ESERCIZI DA SVOLGERE
[1] Riproduca fedelmente il passo del testo sulle sentenze della Corte di Strasburgo che si apre con le parole contenenti "1. Le sentenze" e si chiude con "giudice Europeo.".
[2] Elenchi tutte le caratteristiche che il testo sulle sentenze della Corte di Strasburgo attribuisce a tali sentenze.
___ TESTO FORNITO
1. Le sentenze della Corte di
Strasburgo, pur avendo natura dichiarativa, una volta
divenute definitive ex art. 44 della Convenzione,
consentono di attribuire alla vittima della accertata
violazione del diritto protetto dalla Convenzione una
somma a titolo di risarcimento dei danni morali e
materiali o di riconoscere alla stessa una somma come
equa soddisfazione, come è accaduto nel caso in esame;
2. In quanto definitive queste
sentenze sono precettive alla pari delle norme materiali
convenzionali, la cui applicazione non può discostarsi
dall'interpretazione che della norma stessa ha dato il
giudice Europeo.
______
___ DATI FORNITI
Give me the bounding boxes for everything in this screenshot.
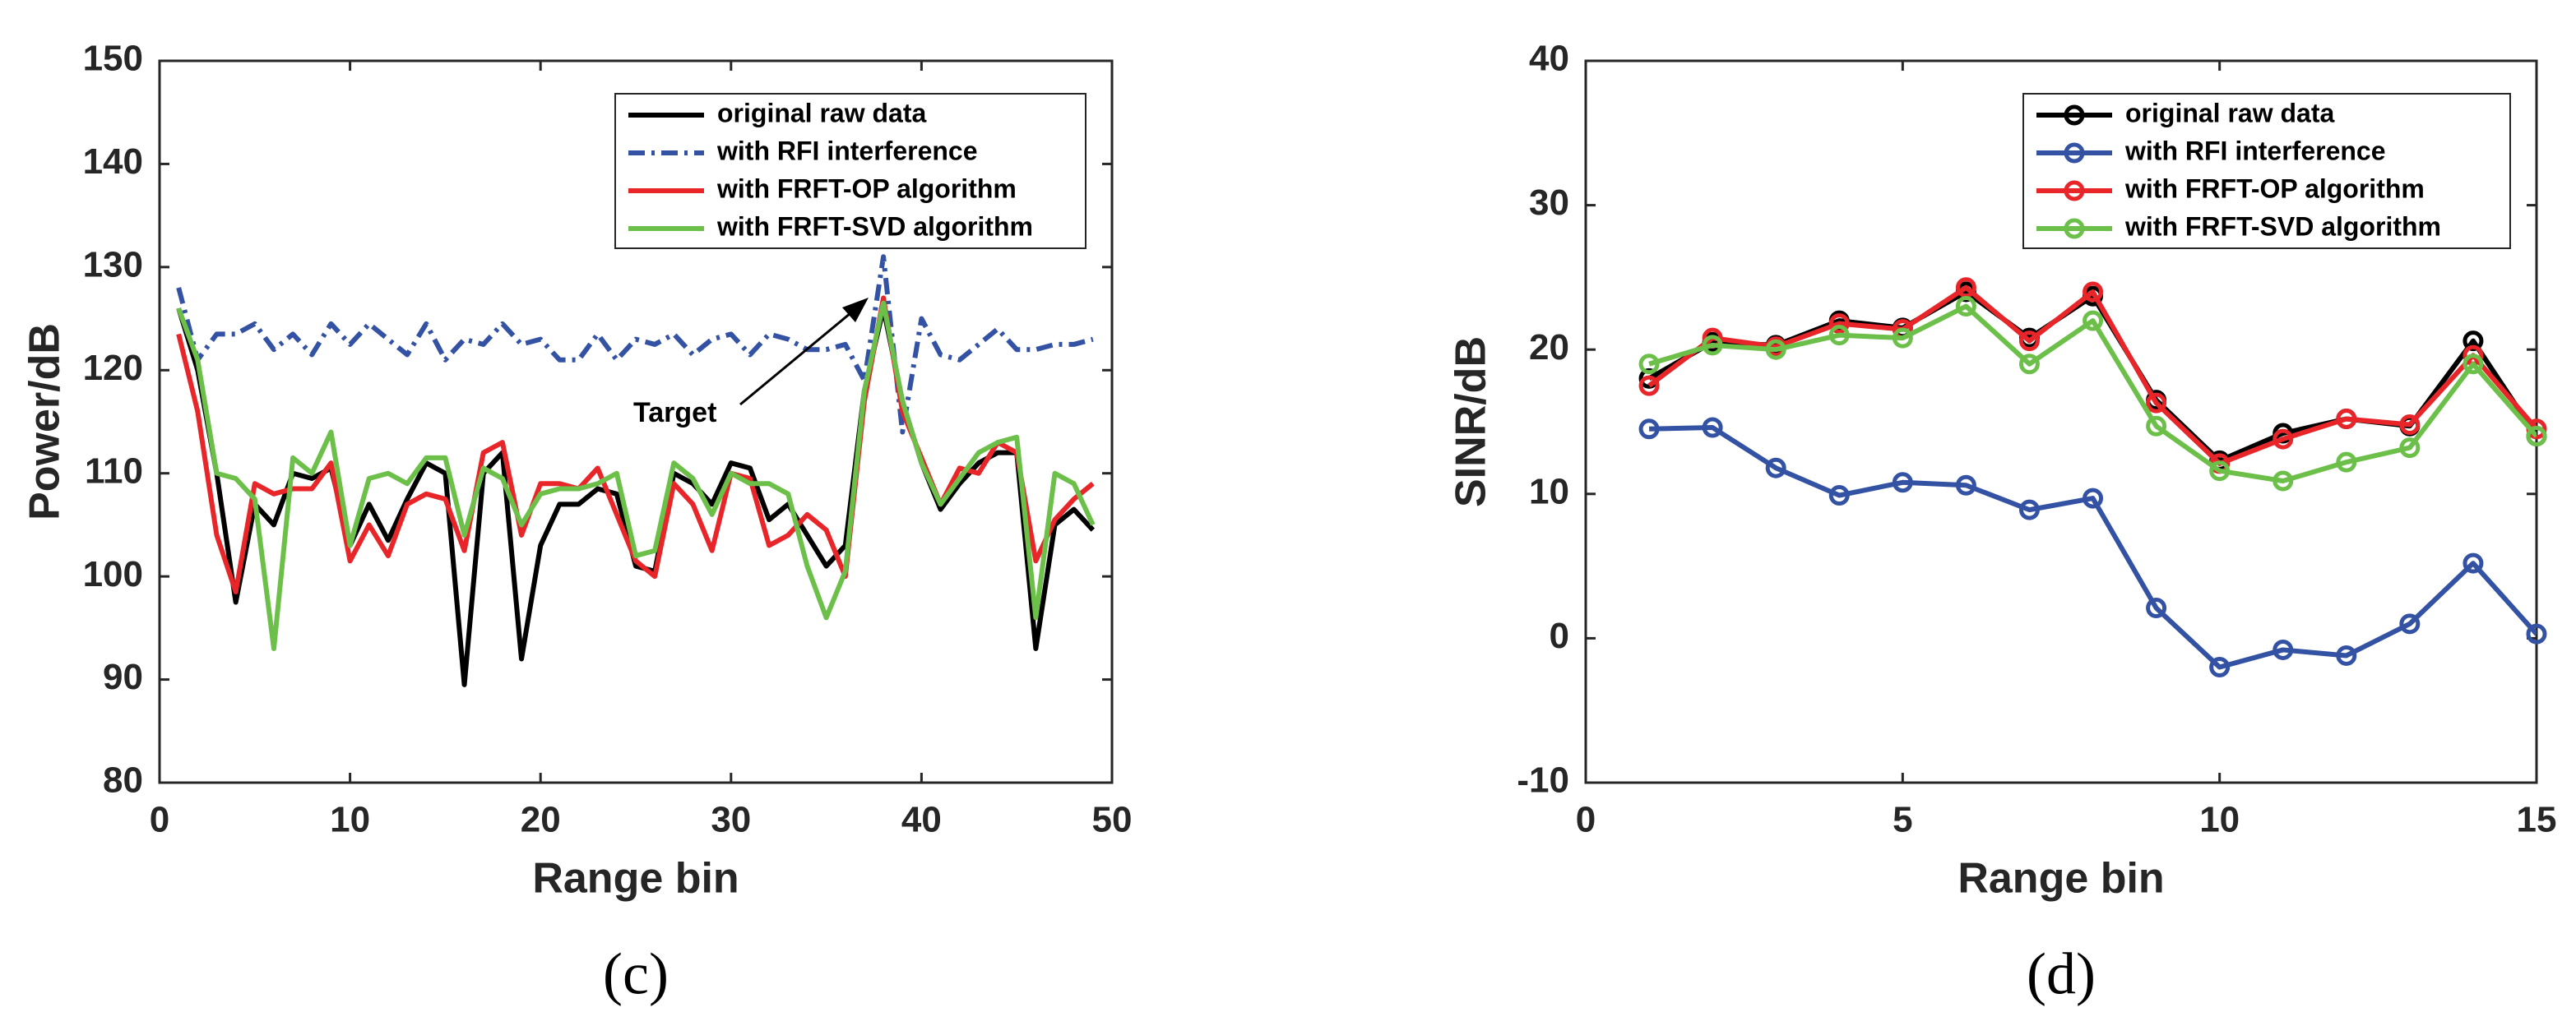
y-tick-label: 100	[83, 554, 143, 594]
______
RISPOSTE SCRITTE
[1]
1. Le sentenze della Corte di
Strasburgo, pur avendo natura dichiarativa, una volta
divenute definitive ex art. 44 della Convenzione,
consentono di attribuire alla vittima della accertata
violazione del diritto protetto dalla Convenzione una
somma a titolo di risarcimento dei danni morali e
materiali o di riconoscere alla stessa una somma come
equa soddisfazione, come è accaduto nel caso in esame;
2. In quanto definitive queste
sentenze sono precettive alla pari delle norme materiali
convenzionali, la cui applicazione non può discostarsi
dall'interpretazione che della norma stessa ha dato il
giudice Europeo.

[2]
- natura dichiarativa
- definitive
- precettive alla pari delle norme materiali convenzionali